EXERCISE | Turn the item lines below into a Markdown table with the columns "Row" and "Entry", covering only the lines between the one holding "code-lines: 12import React" and the one holding "list-item: Soft, neutral", inclusive. Skip any blank lines.

MATERIAL FOR THIS TASK |
++++++
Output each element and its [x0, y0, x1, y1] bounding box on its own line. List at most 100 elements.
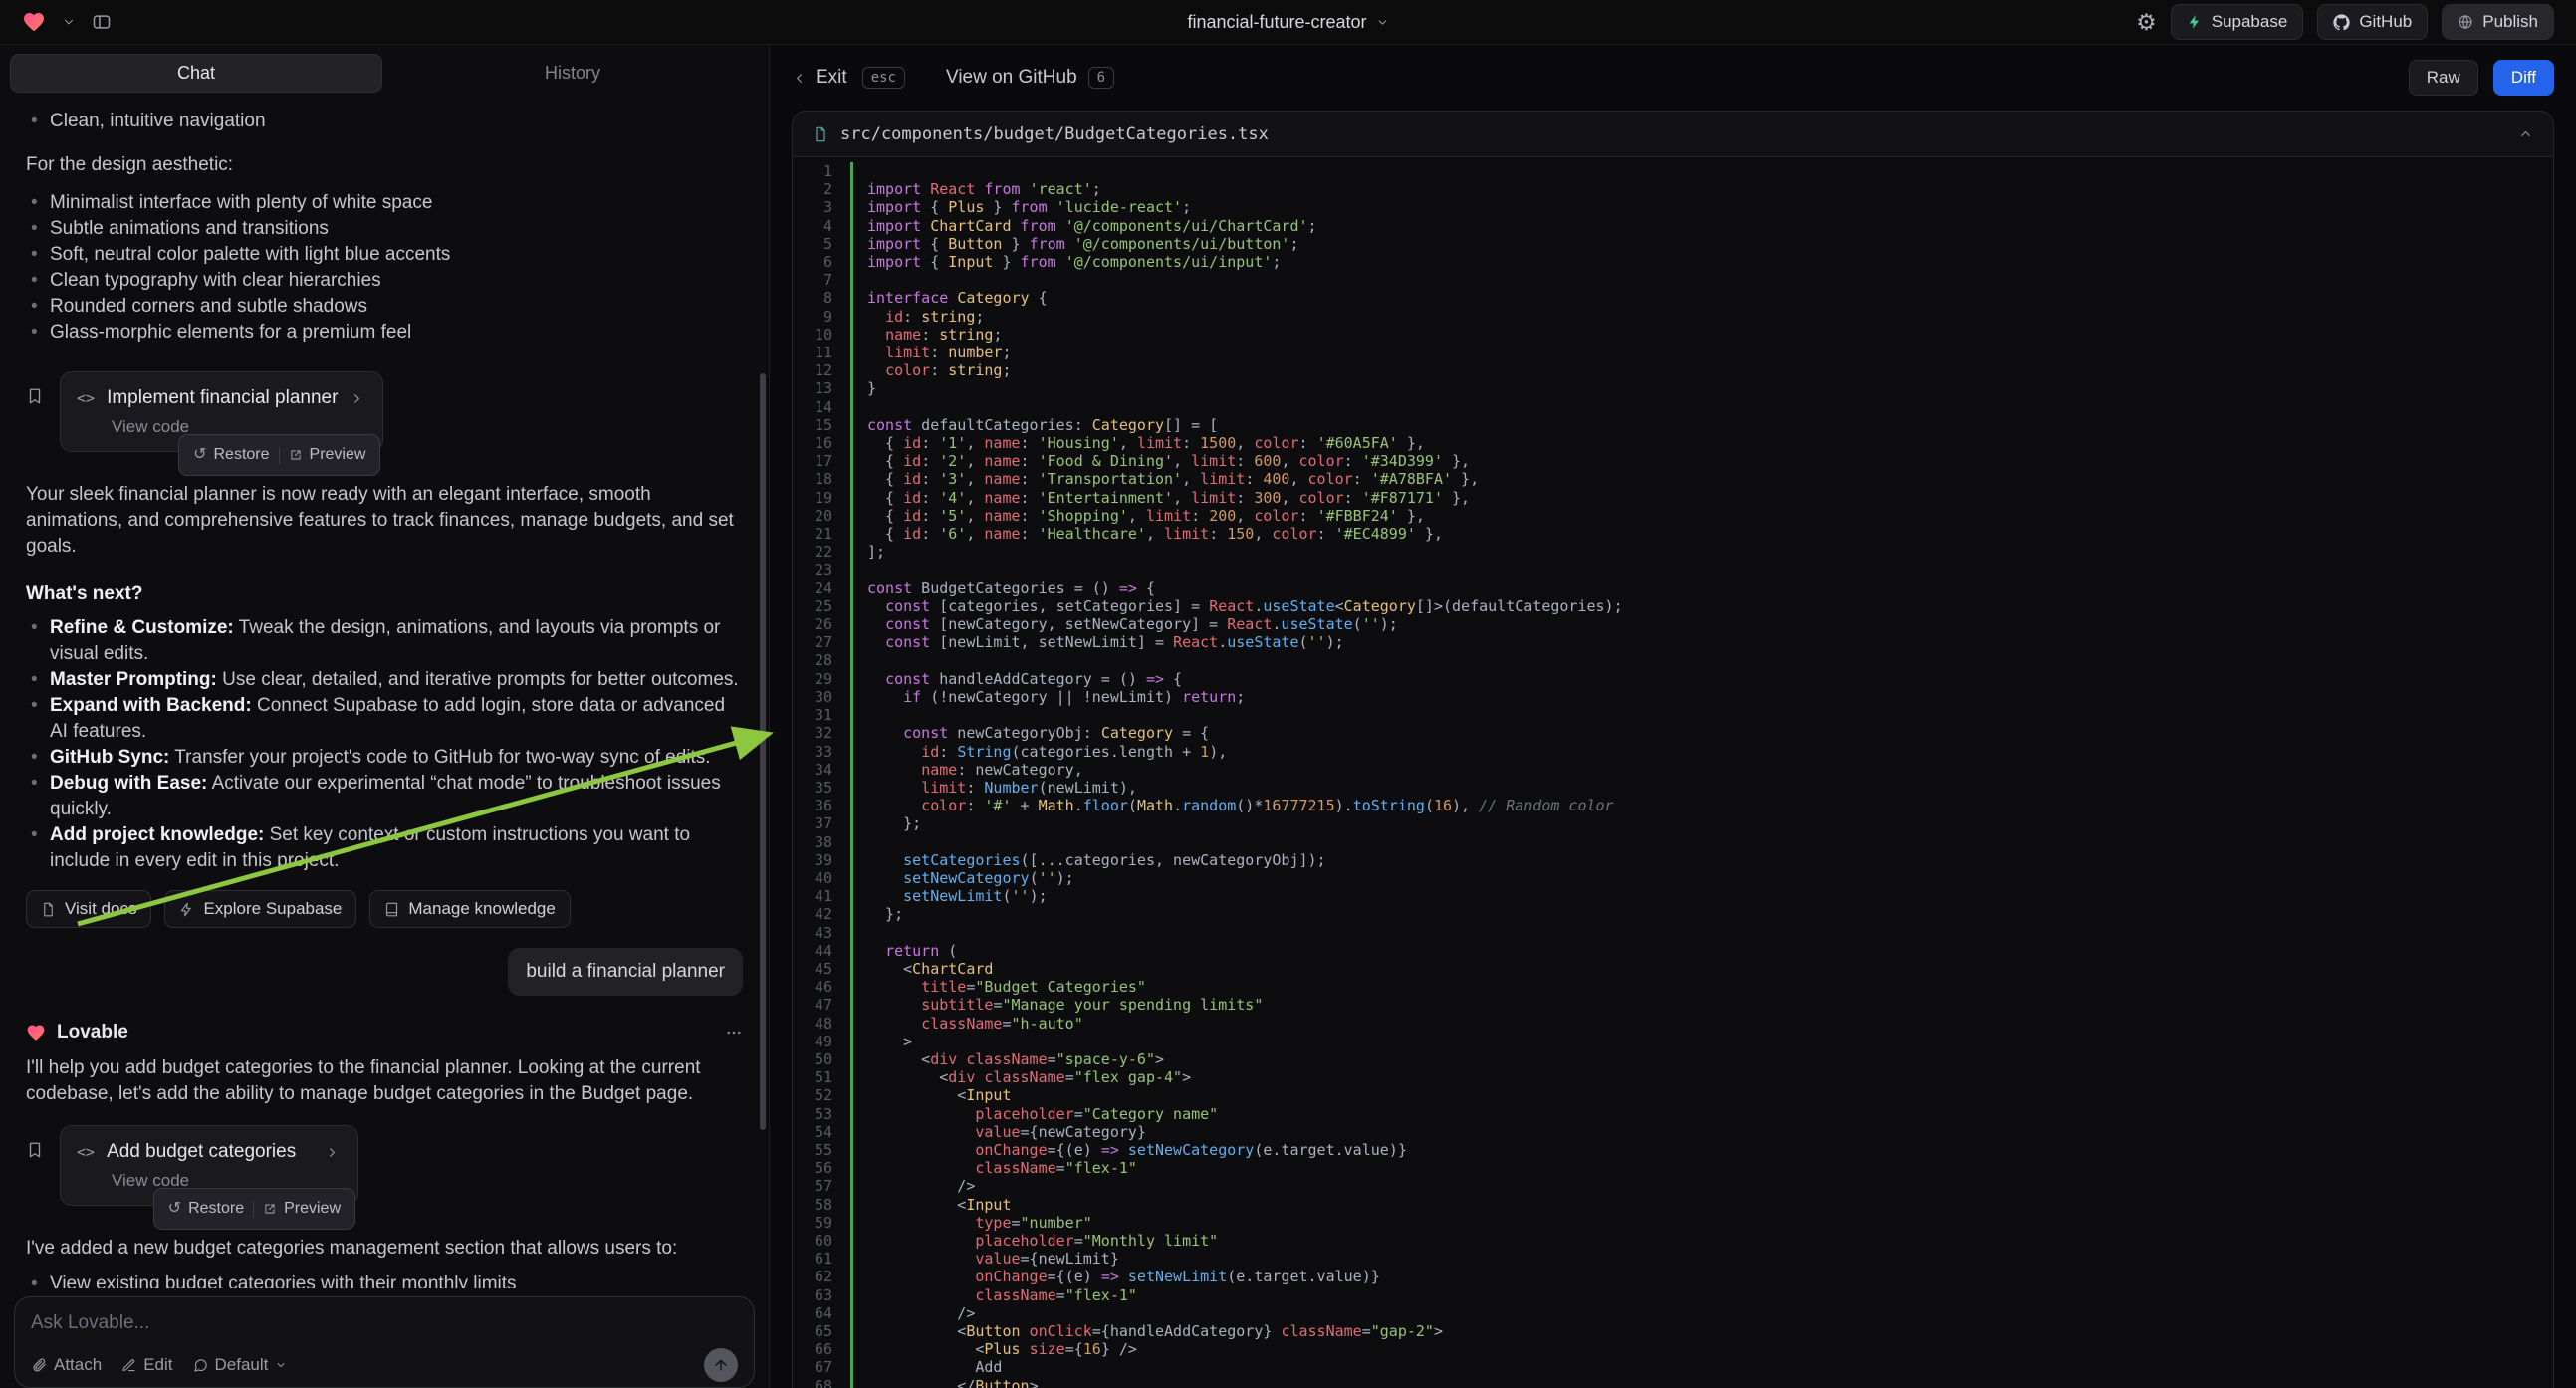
code-lines: 12import React from 'react';3import { Pl… [793, 162, 2553, 1388]
message-menu-icon[interactable] [725, 1024, 743, 1041]
esc-key-badge: esc [862, 67, 905, 89]
project-menu[interactable]: financial-future-creator [1187, 0, 1388, 45]
line-number: 40 [793, 869, 850, 887]
line-number: 15 [793, 416, 850, 434]
tab-chat[interactable]: Chat [10, 54, 382, 93]
chat-scrollbar[interactable] [760, 373, 766, 1130]
send-button[interactable] [704, 1348, 738, 1382]
raw-button[interactable]: Raw [2409, 60, 2478, 96]
line-number: 63 [793, 1286, 850, 1304]
line-number: 43 [793, 924, 850, 942]
github-button[interactable]: GitHub [2317, 4, 2428, 40]
code-line: 68 </Button> [793, 1377, 2553, 1388]
code-line: 11 limit: number; [793, 344, 2553, 361]
collapse-chevron-up-icon[interactable] [2518, 126, 2533, 141]
code-line: 22]; [793, 543, 2553, 561]
bookmark-icon[interactable] [26, 387, 44, 405]
code-line: 21 { id: '6', name: 'Healthcare', limit:… [793, 525, 2553, 543]
preview-button[interactable]: Preview [280, 439, 375, 471]
document-icon [41, 902, 56, 917]
main-split: Chat History Clean, intuitive navigation… [0, 45, 2576, 1388]
line-number: 23 [793, 561, 850, 578]
supabase-icon [2187, 14, 2203, 30]
chat-input[interactable] [31, 1312, 738, 1334]
code-text [850, 833, 2553, 851]
user-message-row: build a financial planner [26, 948, 743, 996]
lovable-logo-icon[interactable] [22, 10, 46, 34]
line-number: 61 [793, 1250, 850, 1268]
list-item: Clean typography with clear hierarchies [26, 268, 743, 294]
line-number: 29 [793, 670, 850, 688]
code-text: ]; [850, 543, 2553, 561]
code-line: 37 }; [793, 814, 2553, 832]
mode-select[interactable]: Default [193, 1355, 288, 1375]
file-card: src/components/budget/BudgetCategories.t… [792, 111, 2554, 1388]
code-text: name: string; [850, 326, 2553, 344]
restore-button[interactable]: ↺ Restore [159, 1193, 253, 1225]
list-item: Soft, neutral color palette with light b… [26, 242, 743, 268]
code-text: }; [850, 905, 2553, 923]
code-line: 42 }; [793, 905, 2553, 923]
code-text: name: newCategory, [850, 761, 2553, 779]
attach-button[interactable]: Attach [31, 1355, 102, 1375]
code-text: const newCategoryObj: Category = { [850, 724, 2553, 742]
code-text: }; [850, 814, 2553, 832]
line-number: 66 [793, 1340, 850, 1358]
code-line: 17 { id: '2', name: 'Food & Dining', lim… [793, 452, 2553, 470]
manage-knowledge-button[interactable]: Manage knowledge [369, 890, 570, 928]
code-editor[interactable]: 12import React from 'react';3import { Pl… [793, 157, 2553, 1388]
chat-messages[interactable]: Clean, intuitive navigation For the desi… [0, 97, 769, 1288]
line-number: 60 [793, 1232, 850, 1250]
line-number: 55 [793, 1141, 850, 1159]
code-line: 33 id: String(categories.length + 1), [793, 743, 2553, 761]
line-number: 58 [793, 1196, 850, 1214]
publish-button[interactable]: Publish [2442, 4, 2554, 40]
line-number: 16 [793, 434, 850, 452]
code-text: { id: '6', name: 'Healthcare', limit: 15… [850, 525, 2553, 543]
code-line: 15const defaultCategories: Category[] = … [793, 416, 2553, 434]
design-bullet-list: Minimalist interface with plenty of whit… [26, 190, 743, 346]
tab-history[interactable]: History [386, 54, 759, 93]
version-card[interactable]: <> Add budget categories View code ↺ Res… [60, 1125, 358, 1206]
code-text: color: string; [850, 361, 2553, 379]
edit-button[interactable]: Edit [121, 1355, 172, 1375]
line-number: 26 [793, 615, 850, 633]
view-on-github-label: View on GitHub [946, 67, 1077, 89]
code-text: if (!newCategory || !newLimit) return; [850, 688, 2553, 706]
version-card[interactable]: <> Implement financial planner View code… [60, 371, 383, 452]
list-item: Refine & Customize: Tweak the design, an… [26, 615, 743, 667]
restore-button[interactable]: ↺ Restore [184, 439, 278, 471]
settings-gear-icon[interactable]: ⚙ [2136, 9, 2157, 36]
code-line: 26 const [newCategory, setNewCategory] =… [793, 615, 2553, 633]
code-text: className="flex-1" [850, 1159, 2553, 1177]
exit-button[interactable]: Exit [792, 67, 847, 89]
code-text: { id: '1', name: 'Housing', limit: 1500,… [850, 434, 2553, 452]
code-line: 6import { Input } from '@/components/ui/… [793, 253, 2553, 271]
line-number: 38 [793, 833, 850, 851]
code-panel: Exit esc View on GitHub 6 Raw Diff src/c… [769, 45, 2576, 1388]
file-header[interactable]: src/components/budget/BudgetCategories.t… [793, 112, 2553, 157]
explore-supabase-button[interactable]: Explore Supabase [164, 890, 356, 928]
code-text: <Input [850, 1086, 2553, 1104]
next-steps-list: Refine & Customize: Tweak the design, an… [26, 615, 743, 874]
supabase-button[interactable]: Supabase [2171, 4, 2304, 40]
visit-docs-button[interactable]: Visit docs [26, 890, 151, 928]
code-text: limit: Number(newLimit), [850, 779, 2553, 797]
code-line: 62 onChange={(e) => setNewLimit(e.target… [793, 1268, 2553, 1285]
view-on-github-link[interactable]: View on GitHub 6 [946, 67, 1114, 89]
line-number: 27 [793, 633, 850, 651]
sidebar-toggle-icon[interactable] [92, 12, 112, 32]
ready-paragraph: Your sleek financial planner is now read… [26, 482, 743, 560]
preview-button[interactable]: Preview [254, 1193, 350, 1225]
line-number: 34 [793, 761, 850, 779]
line-number: 62 [793, 1268, 850, 1285]
code-text: return ( [850, 942, 2553, 960]
code-text: </Button> [850, 1377, 2553, 1388]
bookmark-icon[interactable] [26, 1141, 44, 1159]
code-line: 45 <ChartCard [793, 960, 2553, 978]
code-text: id: String(categories.length + 1), [850, 743, 2553, 761]
diff-button[interactable]: Diff [2493, 60, 2554, 96]
line-number: 3 [793, 198, 850, 216]
chevron-down-icon[interactable] [62, 15, 76, 29]
code-line: 4import ChartCard from '@/components/ui/… [793, 217, 2553, 235]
++++++
EXERCISE RESPONSE |
| Row | Entry |
|---|---|
| 1 | code-lines: 12import React from 'react';3import { Pl… [793, 162, 2553, 1388] |
| 2 | message-menu-icon[interactable] [725, 1024, 743, 1041] |
| 3 | esc-key-badge: esc [862, 67, 905, 89] |
| 4 | project-menu[interactable]: financial-future-creator [1187, 0, 1388, 45] |
| 5 | line-number: 40 [793, 869, 850, 887] |
| 6 | line-number: 15 [793, 416, 850, 434] |
| 7 | tab-chat[interactable]: Chat [10, 54, 382, 93] |
| 8 | chat-scrollbar[interactable] [760, 373, 766, 1130] |
| 9 | send-button[interactable] [704, 1348, 738, 1382] |
| 10 | raw-button[interactable]: Raw [2409, 60, 2478, 96] |
| 11 | line-number: 63 [793, 1286, 850, 1304] |
| 12 | line-number: 43 [793, 924, 850, 942] |
| 13 | github-button[interactable]: GitHub [2317, 4, 2428, 40] |
| 14 | code-line: 68 </Button> [793, 1377, 2553, 1388] |
| 15 | code-line: 11 limit: number; [793, 344, 2553, 361] |
| 16 | collapse-chevron-up-icon[interactable] [2518, 126, 2533, 141] |
| 17 | code-line: 22]; [793, 543, 2553, 561] |
| 18 | bookmark-icon[interactable] [26, 387, 44, 405] |
| 19 | code-line: 21 { id: '6', name: 'Healthcare', limit:… [793, 525, 2553, 543] |
| 20 | preview-button[interactable]: Preview [280, 439, 375, 471] |
| 21 | document-icon [41, 902, 56, 917] |
| 22 | main-split: Chat History Clean, intuitive navigation… [0, 45, 2576, 1388] |
| 23 | line-number: 23 [793, 561, 850, 578] |
| 24 | supabase-icon [2187, 14, 2203, 30] |
| 25 | chat-input[interactable] [31, 1312, 738, 1334] |
| 26 | code-text [850, 833, 2553, 851] |
| 27 | user-message-row: build a financial planner [26, 948, 743, 996] |
| 28 | lovable-logo-icon[interactable] [22, 10, 46, 34] |
| 29 | line-number: 61 [793, 1250, 850, 1268] |
| 30 | list-item: Clean typography with clear hierarchies [26, 268, 743, 294] |
| 31 | line-number: 29 [793, 670, 850, 688] |
| 32 | code-text: ]; [850, 543, 2553, 561] |
| 33 | code-line: 37 }; [793, 814, 2553, 832] |
| 34 | mode-select[interactable]: Default [193, 1355, 288, 1375] |
| 35 | file-card: src/components/budget/BudgetCategories.t… [792, 111, 2554, 1388] |
| 36 | code-text: name: string; [850, 326, 2553, 344] |
| 37 | restore-button[interactable]: ↺ Restore [159, 1193, 253, 1225] |
| 38 | list-item: Soft, neutral color palette with light b… [26, 242, 743, 268] |